[Data records]
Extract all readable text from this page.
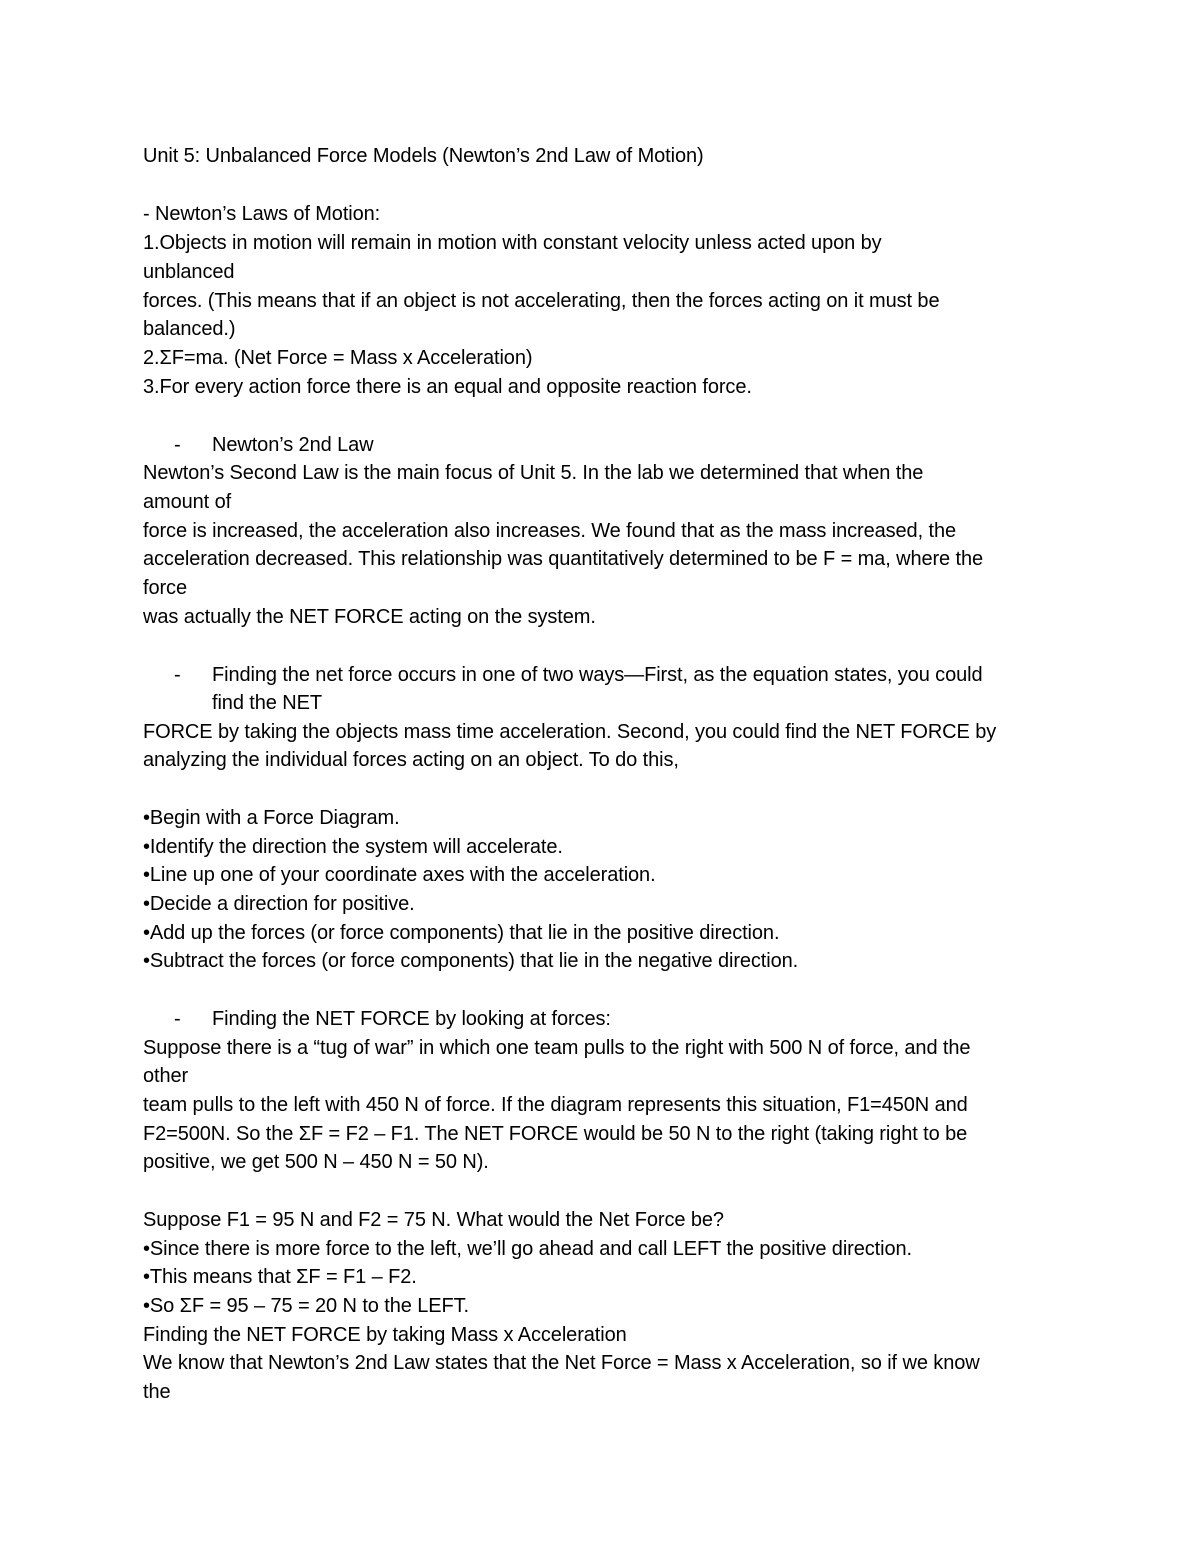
Unit 5: Unbalanced Force Models (Newton’s 2nd Law of Motion)
- Newton’s Laws of Motion:
1.Objects in motion will remain in motion with constant velocity unless acted upon by
unblanced
forces. (This means that if an object is not accelerating, then the forces acting on it must be
balanced.)
2.ΣF=ma. (Net Force = Mass x Acceleration)
3.For every action force there is an equal and opposite reaction force.
- Newton’s 2nd Law
Newton’s Second Law is the main focus of Unit 5. In the lab we determined that when the
amount of
force is increased, the acceleration also increases. We found that as the mass increased, the
acceleration decreased. This relationship was quantitatively determined to be F = ma, where the
force
was actually the NET FORCE acting on the system.
- Finding the net force occurs in one of two ways—First, as the equation states, you could
find the NET
FORCE by taking the objects mass time acceleration. Second, you could find the NET FORCE by
analyzing the individual forces acting on an object. To do this,
•Begin with a Force Diagram.
•Identify the direction the system will accelerate.
•Line up one of your coordinate axes with the acceleration.
•Decide a direction for positive.
•Add up the forces (or force components) that lie in the positive direction.
•Subtract the forces (or force components) that lie in the negative direction.
- Finding the NET FORCE by looking at forces:
Suppose there is a “tug of war” in which one team pulls to the right with 500 N of force, and the
other
team pulls to the left with 450 N of force. If the diagram represents this situation, F1=450N and
F2=500N. So the ΣF = F2 – F1. The NET FORCE would be 50 N to the right (taking right to be
positive, we get 500 N – 450 N = 50 N).
Suppose F1 = 95 N and F2 = 75 N. What would the Net Force be?
•Since there is more force to the left, we’ll go ahead and call LEFT the positive direction.
•This means that ΣF = F1 – F2.
•So ΣF = 95 – 75 = 20 N to the LEFT.
Finding the NET FORCE by taking Mass x Acceleration
We know that Newton’s 2nd Law states that the Net Force = Mass x Acceleration, so if we know
the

# YOUR TASK
Set down all the data again exactly as above, pictures excluded.

# CORRECT RESPONSE
Extract all readable text from this page.
Unit 5: Unbalanced Force Models (Newton’s 2nd Law of Motion)
- Newton’s Laws of Motion:
1.Objects in motion will remain in motion with constant velocity unless acted upon by
unblanced
forces. (This means that if an object is not accelerating, then the forces acting on it must be
balanced.)
2.ΣF=ma. (Net Force = Mass x Acceleration)
3.For every action force there is an equal and opposite reaction force.
- Newton’s 2nd Law
Newton’s Second Law is the main focus of Unit 5. In the lab we determined that when the
amount of
force is increased, the acceleration also increases. We found that as the mass increased, the
acceleration decreased. This relationship was quantitatively determined to be F = ma, where the
force
was actually the NET FORCE acting on the system.
- Finding the net force occurs in one of two ways—First, as the equation states, you could
find the NET
FORCE by taking the objects mass time acceleration. Second, you could find the NET FORCE by
analyzing the individual forces acting on an object. To do this,
•Begin with a Force Diagram.
•Identify the direction the system will accelerate.
•Line up one of your coordinate axes with the acceleration.
•Decide a direction for positive.
•Add up the forces (or force components) that lie in the positive direction.
•Subtract the forces (or force components) that lie in the negative direction.
- Finding the NET FORCE by looking at forces:
Suppose there is a “tug of war” in which one team pulls to the right with 500 N of force, and the
other
team pulls to the left with 450 N of force. If the diagram represents this situation, F1=450N and
F2=500N. So the ΣF = F2 – F1. The NET FORCE would be 50 N to the right (taking right to be
positive, we get 500 N – 450 N = 50 N).
Suppose F1 = 95 N and F2 = 75 N. What would the Net Force be?
•Since there is more force to the left, we’ll go ahead and call LEFT the positive direction.
•This means that ΣF = F1 – F2.
•So ΣF = 95 – 75 = 20 N to the LEFT.
Finding the NET FORCE by taking Mass x Acceleration
We know that Newton’s 2nd Law states that the Net Force = Mass x Acceleration, so if we know
the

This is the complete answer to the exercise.